**Task requirements:** Report how many lines in the records below contain the word "JSON". Give only the number.

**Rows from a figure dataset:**

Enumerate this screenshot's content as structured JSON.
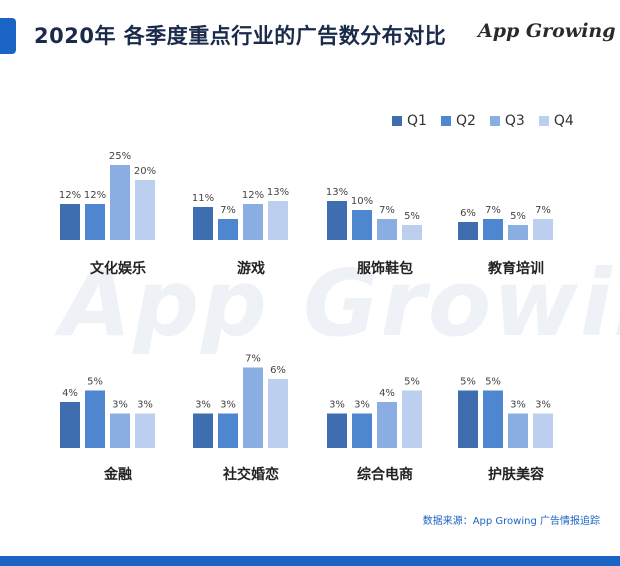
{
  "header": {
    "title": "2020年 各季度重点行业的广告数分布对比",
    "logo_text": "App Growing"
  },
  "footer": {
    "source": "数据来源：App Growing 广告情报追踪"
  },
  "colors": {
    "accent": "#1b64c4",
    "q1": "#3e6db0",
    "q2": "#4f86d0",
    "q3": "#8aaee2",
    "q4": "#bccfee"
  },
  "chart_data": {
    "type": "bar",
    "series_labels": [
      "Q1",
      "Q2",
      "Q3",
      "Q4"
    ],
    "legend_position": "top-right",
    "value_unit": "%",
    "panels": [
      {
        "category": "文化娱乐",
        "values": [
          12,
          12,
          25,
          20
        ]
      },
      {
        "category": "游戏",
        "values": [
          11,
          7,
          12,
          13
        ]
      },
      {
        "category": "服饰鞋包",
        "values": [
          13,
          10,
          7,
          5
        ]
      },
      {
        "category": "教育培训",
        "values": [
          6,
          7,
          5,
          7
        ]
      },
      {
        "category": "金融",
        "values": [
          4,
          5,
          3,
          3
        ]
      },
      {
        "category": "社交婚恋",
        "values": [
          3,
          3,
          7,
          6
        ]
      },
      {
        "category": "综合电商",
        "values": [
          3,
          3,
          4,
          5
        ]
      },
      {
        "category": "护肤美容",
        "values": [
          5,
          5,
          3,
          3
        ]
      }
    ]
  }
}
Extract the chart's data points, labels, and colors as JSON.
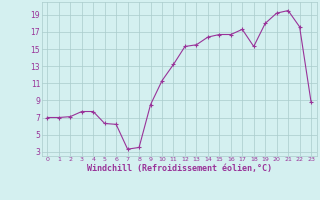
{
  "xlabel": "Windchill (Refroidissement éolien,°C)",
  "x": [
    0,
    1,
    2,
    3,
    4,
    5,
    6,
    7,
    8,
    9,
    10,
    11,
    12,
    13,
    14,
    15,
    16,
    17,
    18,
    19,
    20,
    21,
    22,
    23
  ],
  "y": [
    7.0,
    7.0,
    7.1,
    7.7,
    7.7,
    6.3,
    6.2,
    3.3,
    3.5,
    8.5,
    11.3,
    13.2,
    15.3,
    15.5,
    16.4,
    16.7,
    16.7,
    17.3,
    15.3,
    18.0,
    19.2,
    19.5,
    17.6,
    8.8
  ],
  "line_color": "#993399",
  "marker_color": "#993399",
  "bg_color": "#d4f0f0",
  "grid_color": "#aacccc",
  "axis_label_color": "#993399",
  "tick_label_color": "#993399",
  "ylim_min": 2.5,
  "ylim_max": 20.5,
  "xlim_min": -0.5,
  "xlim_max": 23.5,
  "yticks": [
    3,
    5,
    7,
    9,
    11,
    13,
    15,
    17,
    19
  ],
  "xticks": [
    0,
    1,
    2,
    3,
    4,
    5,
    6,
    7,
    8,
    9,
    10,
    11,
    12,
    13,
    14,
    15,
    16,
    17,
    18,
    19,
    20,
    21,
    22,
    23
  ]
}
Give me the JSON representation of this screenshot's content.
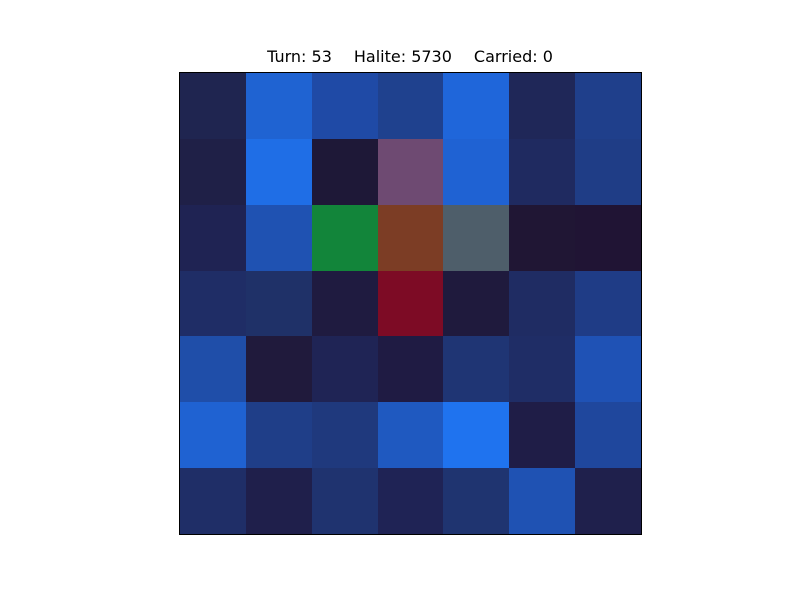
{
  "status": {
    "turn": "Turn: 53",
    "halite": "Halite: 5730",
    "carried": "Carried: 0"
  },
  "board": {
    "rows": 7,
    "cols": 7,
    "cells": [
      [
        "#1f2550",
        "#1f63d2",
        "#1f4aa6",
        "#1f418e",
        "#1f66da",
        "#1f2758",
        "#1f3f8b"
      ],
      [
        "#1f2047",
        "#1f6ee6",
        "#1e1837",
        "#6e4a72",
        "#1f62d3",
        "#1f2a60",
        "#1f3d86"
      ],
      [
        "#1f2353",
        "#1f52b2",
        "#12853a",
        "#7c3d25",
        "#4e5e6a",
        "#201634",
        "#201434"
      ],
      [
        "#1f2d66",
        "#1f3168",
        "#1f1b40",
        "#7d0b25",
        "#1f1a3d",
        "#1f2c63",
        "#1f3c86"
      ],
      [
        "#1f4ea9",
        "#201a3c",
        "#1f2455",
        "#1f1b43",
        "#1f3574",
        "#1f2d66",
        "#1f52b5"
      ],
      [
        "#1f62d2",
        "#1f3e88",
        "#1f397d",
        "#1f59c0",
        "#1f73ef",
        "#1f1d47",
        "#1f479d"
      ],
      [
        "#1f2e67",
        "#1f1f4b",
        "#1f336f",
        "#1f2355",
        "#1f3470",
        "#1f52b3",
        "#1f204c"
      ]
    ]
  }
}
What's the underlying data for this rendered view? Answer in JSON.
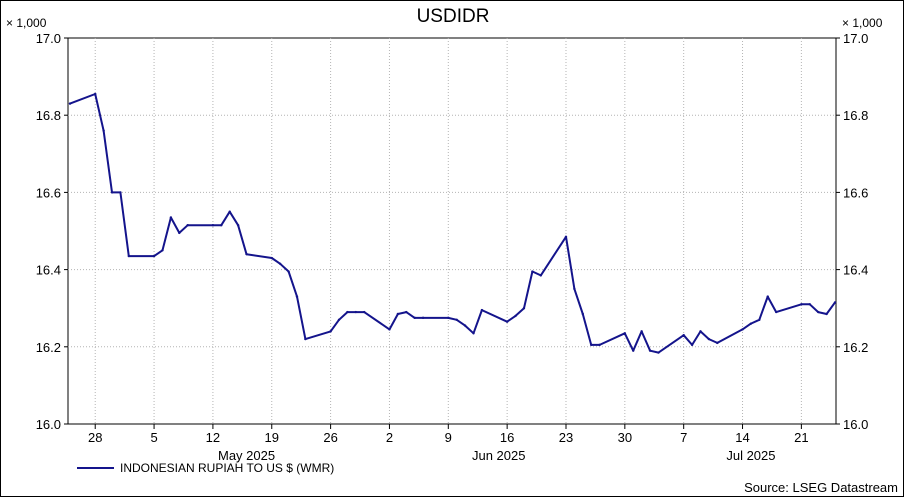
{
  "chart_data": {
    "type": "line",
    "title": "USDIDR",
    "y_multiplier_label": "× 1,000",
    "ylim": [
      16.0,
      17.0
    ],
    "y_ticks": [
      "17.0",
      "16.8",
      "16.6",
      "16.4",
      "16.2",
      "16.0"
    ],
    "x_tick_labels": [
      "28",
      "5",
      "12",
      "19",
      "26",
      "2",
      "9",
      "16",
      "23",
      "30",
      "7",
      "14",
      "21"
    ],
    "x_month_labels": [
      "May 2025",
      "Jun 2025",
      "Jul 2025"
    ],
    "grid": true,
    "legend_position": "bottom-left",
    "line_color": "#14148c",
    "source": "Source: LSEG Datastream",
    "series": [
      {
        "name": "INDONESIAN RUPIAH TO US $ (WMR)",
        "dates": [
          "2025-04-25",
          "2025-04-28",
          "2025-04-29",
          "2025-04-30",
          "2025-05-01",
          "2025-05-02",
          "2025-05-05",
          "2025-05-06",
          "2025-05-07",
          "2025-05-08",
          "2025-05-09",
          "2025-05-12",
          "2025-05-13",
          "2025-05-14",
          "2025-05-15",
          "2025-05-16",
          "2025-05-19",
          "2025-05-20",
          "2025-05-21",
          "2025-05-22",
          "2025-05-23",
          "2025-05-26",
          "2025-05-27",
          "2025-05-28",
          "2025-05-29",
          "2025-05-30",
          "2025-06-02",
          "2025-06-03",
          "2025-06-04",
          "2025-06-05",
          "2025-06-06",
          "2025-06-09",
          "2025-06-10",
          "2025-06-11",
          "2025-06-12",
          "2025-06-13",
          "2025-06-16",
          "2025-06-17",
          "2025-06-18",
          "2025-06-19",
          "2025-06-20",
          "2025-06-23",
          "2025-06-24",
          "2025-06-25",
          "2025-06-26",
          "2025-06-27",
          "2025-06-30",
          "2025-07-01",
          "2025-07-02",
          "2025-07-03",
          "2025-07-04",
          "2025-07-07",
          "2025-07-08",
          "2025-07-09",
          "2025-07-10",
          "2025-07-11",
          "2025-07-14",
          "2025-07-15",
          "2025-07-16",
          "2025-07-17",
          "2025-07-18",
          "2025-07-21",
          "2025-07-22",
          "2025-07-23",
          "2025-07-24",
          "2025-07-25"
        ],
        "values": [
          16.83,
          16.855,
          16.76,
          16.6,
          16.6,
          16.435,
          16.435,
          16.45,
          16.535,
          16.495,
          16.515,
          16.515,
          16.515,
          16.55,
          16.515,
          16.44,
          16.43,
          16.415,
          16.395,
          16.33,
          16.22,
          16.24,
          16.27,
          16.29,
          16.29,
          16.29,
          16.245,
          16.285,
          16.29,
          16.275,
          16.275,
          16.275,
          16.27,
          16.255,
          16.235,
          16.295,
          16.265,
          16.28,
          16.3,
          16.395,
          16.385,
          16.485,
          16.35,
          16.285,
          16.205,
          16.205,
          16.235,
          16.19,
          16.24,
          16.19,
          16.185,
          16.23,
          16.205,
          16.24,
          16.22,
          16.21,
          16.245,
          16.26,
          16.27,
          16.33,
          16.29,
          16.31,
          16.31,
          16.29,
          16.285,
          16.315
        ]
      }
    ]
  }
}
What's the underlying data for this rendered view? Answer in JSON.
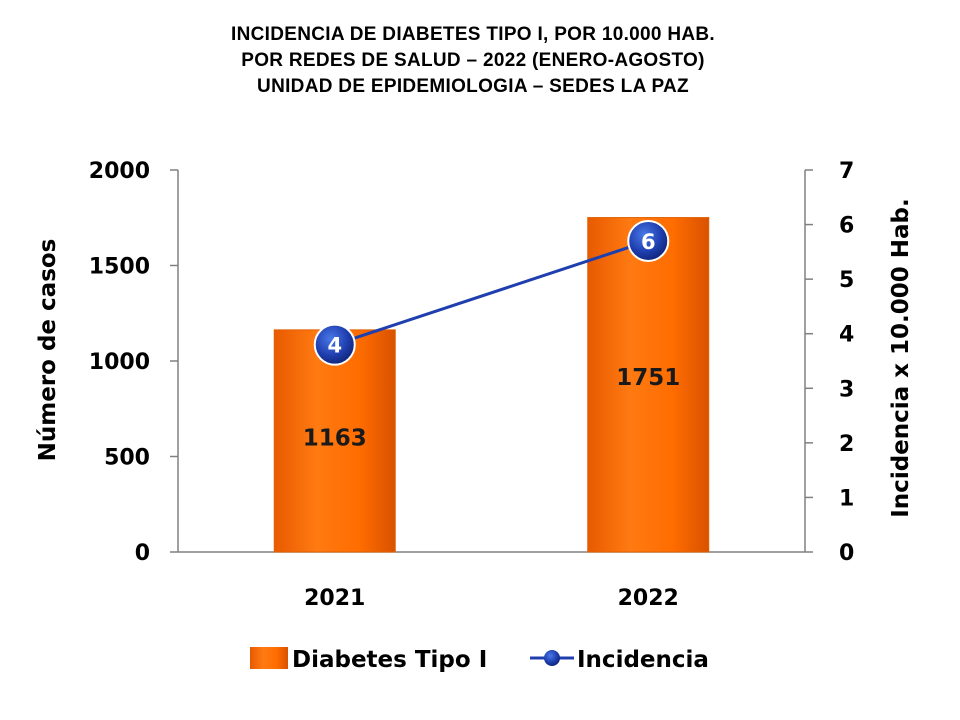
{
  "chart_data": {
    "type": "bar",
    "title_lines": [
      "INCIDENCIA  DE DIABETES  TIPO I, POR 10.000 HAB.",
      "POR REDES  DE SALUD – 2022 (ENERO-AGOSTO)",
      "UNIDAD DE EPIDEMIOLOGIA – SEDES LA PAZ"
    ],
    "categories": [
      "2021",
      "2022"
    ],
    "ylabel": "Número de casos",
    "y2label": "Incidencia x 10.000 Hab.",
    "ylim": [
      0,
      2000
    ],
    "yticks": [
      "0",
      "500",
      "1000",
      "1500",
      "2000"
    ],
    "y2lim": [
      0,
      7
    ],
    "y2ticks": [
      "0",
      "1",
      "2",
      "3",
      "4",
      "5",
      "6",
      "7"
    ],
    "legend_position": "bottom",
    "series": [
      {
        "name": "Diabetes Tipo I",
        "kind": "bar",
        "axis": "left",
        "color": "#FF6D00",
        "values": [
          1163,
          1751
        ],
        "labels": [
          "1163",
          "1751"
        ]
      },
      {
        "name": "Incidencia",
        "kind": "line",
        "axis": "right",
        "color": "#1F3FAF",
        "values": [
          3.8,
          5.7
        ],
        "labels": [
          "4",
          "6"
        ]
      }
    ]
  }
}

**Answer to the problem:** 5